Work task:
Among the entries below, count the lines where the string "Coronavirus" occurs, and give only the number.

Input material:
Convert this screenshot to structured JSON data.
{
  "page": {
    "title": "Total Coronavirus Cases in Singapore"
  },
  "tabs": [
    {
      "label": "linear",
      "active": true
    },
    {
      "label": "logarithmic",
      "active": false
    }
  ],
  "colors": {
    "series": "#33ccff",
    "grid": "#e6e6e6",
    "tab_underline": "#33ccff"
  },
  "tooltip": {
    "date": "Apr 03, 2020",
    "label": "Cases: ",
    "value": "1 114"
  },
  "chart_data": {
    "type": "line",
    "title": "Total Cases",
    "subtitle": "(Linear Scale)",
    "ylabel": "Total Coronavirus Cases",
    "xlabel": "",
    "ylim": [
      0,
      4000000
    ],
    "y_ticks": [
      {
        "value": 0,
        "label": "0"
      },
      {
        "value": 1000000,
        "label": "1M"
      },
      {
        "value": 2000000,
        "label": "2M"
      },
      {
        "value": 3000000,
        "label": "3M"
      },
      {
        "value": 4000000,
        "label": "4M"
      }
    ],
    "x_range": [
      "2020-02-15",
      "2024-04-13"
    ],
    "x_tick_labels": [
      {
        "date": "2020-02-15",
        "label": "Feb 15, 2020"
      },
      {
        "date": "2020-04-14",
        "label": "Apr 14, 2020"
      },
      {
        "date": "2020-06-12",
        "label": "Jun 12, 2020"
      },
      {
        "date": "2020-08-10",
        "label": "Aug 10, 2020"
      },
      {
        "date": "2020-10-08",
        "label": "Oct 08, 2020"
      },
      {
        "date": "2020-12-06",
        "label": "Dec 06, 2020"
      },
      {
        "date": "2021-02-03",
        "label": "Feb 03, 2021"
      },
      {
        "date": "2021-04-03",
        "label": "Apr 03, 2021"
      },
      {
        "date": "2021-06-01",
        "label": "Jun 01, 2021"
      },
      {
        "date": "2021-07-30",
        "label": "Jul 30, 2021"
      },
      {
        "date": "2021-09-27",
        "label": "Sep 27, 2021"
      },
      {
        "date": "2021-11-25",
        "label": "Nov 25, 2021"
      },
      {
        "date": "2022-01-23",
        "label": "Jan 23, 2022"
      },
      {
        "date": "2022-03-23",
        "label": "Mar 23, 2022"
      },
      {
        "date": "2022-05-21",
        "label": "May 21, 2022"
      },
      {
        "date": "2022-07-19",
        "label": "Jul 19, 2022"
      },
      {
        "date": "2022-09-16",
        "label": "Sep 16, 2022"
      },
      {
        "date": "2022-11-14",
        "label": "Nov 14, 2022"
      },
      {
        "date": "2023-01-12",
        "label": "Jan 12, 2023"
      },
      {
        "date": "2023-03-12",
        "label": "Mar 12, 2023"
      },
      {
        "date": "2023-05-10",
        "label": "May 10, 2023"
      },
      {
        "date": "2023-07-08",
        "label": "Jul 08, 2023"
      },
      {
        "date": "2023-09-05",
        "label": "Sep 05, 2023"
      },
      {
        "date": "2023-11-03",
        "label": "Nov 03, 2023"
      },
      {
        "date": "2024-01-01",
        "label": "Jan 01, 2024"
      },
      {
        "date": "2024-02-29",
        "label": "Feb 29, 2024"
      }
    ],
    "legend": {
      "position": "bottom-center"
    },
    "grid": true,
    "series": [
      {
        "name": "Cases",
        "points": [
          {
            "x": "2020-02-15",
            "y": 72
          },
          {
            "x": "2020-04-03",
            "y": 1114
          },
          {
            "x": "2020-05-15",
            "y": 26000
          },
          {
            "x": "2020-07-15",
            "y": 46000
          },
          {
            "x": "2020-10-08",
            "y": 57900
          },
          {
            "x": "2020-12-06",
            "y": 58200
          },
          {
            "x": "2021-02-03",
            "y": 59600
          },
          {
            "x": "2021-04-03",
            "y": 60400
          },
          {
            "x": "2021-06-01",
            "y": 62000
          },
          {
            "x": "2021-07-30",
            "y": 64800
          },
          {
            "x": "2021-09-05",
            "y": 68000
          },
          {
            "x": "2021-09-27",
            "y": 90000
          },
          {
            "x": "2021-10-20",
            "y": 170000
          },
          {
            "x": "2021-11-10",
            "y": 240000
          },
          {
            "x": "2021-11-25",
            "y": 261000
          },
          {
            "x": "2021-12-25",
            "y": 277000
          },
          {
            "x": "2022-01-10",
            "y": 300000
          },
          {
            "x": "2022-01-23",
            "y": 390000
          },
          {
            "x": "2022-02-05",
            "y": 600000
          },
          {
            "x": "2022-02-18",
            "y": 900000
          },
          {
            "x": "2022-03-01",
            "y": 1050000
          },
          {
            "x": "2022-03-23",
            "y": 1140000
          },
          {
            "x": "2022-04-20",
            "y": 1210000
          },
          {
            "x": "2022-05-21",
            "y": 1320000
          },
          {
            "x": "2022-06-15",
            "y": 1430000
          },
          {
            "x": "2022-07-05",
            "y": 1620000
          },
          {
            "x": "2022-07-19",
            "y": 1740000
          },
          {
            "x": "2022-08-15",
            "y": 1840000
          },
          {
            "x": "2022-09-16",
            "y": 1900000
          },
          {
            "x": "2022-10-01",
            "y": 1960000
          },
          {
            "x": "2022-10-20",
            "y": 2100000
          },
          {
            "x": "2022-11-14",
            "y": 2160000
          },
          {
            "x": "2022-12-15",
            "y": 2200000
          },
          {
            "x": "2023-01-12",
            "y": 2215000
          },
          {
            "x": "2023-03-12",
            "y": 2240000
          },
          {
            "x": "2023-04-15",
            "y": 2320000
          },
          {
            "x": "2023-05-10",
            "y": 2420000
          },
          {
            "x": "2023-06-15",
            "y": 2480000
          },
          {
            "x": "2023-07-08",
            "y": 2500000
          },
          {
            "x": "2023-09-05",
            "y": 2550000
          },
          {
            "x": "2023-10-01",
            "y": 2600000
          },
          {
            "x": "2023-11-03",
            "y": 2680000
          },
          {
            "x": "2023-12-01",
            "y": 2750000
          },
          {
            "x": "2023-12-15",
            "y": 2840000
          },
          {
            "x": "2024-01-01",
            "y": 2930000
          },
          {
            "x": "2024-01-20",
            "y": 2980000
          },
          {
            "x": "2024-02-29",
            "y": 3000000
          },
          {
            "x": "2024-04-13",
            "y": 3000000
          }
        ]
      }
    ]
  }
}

Your solution:
2